**What is required**
Look through the material and copy each line holding "Organization".

━━━━━━━━

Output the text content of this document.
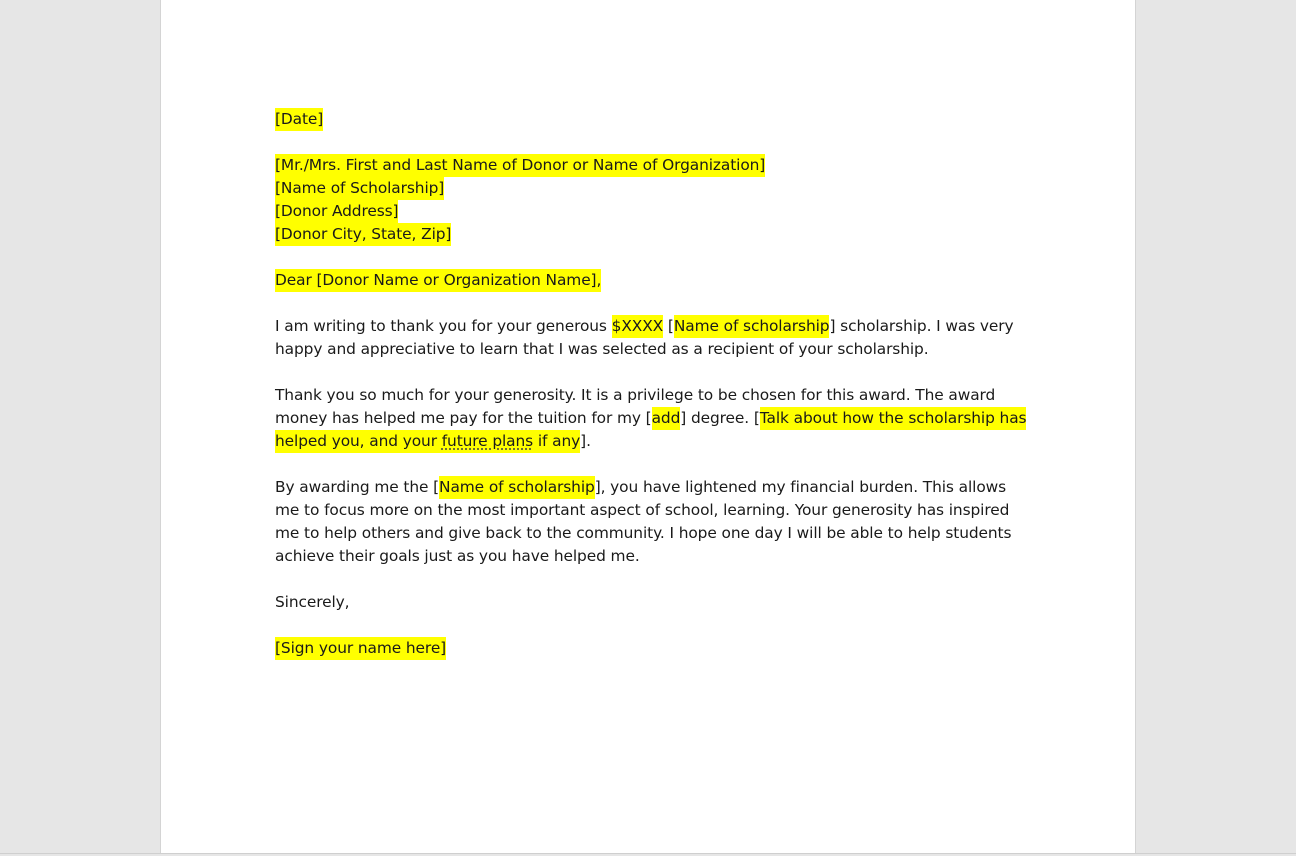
[Date]

[Mr./Mrs. First and Last Name of Donor or Name of Organization]

[Name of Scholarship]

[Donor Address]

[Donor City, State, Zip]

Dear [Donor Name or Organization Name],

I am writing to thank you for your generous $XXXX [Name of scholarship] scholarship. I was very happy and appreciative to learn that I was selected as a recipient of your scholarship.

Thank you so much for your generosity. It is a privilege to be chosen for this award. The award money has helped me pay for the tuition for my [add] degree. [Talk about how the scholarship has helped you, and your future plans if any].

By awarding me the [Name of scholarship], you have lightened my financial burden. This allows me to focus more on the most important aspect of school, learning. Your generosity has inspired me to help others and give back to the community. I hope one day I will be able to help students achieve their goals just as you have helped me.

Sincerely,

[Sign your name here]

━━━━━━━━

**Solution to the problem**
[Mr./Mrs. First and Last Name of Donor or Name of Organization]
Dear [Donor Name or Organization Name],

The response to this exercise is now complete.